Pick out all lines with the word "ylabel" from the records that follow.
+++ Items
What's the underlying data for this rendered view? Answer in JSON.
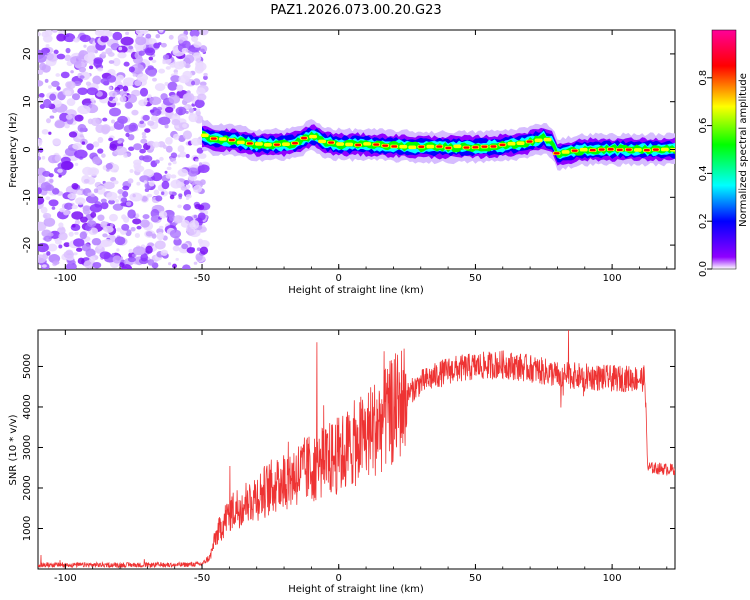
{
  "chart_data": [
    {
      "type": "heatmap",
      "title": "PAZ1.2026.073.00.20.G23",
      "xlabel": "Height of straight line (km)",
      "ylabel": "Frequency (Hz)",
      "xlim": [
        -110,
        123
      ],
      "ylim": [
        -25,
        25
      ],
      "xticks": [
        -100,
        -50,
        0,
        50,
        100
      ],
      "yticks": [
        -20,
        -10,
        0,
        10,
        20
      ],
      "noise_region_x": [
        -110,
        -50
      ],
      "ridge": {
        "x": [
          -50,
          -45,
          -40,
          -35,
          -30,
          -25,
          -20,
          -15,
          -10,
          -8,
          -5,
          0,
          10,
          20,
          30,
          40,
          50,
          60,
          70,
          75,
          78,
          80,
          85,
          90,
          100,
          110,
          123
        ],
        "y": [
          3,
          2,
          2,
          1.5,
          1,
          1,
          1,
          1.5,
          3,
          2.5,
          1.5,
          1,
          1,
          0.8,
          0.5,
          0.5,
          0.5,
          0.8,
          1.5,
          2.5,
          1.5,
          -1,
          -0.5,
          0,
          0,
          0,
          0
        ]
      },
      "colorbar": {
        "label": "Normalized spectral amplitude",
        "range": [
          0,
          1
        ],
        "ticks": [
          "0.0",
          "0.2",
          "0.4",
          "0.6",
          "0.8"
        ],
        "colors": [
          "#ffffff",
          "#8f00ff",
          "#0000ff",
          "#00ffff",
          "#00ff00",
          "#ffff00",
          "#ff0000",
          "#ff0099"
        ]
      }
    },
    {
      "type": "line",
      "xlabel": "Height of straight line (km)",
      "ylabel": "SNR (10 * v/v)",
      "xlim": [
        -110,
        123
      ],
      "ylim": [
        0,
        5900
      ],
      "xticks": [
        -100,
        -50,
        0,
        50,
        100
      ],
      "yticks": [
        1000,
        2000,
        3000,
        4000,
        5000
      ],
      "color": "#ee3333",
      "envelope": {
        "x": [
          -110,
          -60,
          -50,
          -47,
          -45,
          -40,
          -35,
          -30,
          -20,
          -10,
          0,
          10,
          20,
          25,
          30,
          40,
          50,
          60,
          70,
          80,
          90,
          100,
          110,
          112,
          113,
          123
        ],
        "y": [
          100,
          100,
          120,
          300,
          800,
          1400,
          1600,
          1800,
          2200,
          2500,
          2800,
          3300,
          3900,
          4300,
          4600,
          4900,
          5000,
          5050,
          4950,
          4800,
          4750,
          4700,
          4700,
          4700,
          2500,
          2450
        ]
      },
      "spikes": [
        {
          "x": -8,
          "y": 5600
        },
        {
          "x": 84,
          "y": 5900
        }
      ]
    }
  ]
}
++++++
+++ Items
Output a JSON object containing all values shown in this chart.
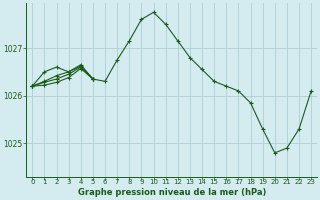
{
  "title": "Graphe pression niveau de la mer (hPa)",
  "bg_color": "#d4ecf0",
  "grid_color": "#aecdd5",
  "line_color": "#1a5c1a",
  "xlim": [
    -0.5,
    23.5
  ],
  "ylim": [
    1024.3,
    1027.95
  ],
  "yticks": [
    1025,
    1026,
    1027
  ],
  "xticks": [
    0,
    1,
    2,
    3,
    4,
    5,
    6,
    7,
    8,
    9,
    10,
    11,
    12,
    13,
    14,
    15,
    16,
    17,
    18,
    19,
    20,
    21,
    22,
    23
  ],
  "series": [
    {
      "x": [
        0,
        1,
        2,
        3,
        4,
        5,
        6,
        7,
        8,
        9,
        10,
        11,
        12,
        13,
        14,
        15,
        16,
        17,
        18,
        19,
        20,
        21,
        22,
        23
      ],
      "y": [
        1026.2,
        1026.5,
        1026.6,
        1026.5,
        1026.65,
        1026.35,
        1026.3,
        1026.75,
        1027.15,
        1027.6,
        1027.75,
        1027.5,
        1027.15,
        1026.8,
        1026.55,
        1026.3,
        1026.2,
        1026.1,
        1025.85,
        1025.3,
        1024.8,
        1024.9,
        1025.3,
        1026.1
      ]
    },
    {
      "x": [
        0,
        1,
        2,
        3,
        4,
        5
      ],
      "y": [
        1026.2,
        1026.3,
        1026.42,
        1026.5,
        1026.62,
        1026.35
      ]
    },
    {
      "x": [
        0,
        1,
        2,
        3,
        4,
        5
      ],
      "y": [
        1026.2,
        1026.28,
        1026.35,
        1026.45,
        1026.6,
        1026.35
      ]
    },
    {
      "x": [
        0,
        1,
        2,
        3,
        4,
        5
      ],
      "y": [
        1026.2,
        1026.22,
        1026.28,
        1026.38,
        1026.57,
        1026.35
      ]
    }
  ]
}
++++++
**Task output**
      "ylabel": "Frequency (Hz)",
      "ylabel": "SNR (10 * v/v)",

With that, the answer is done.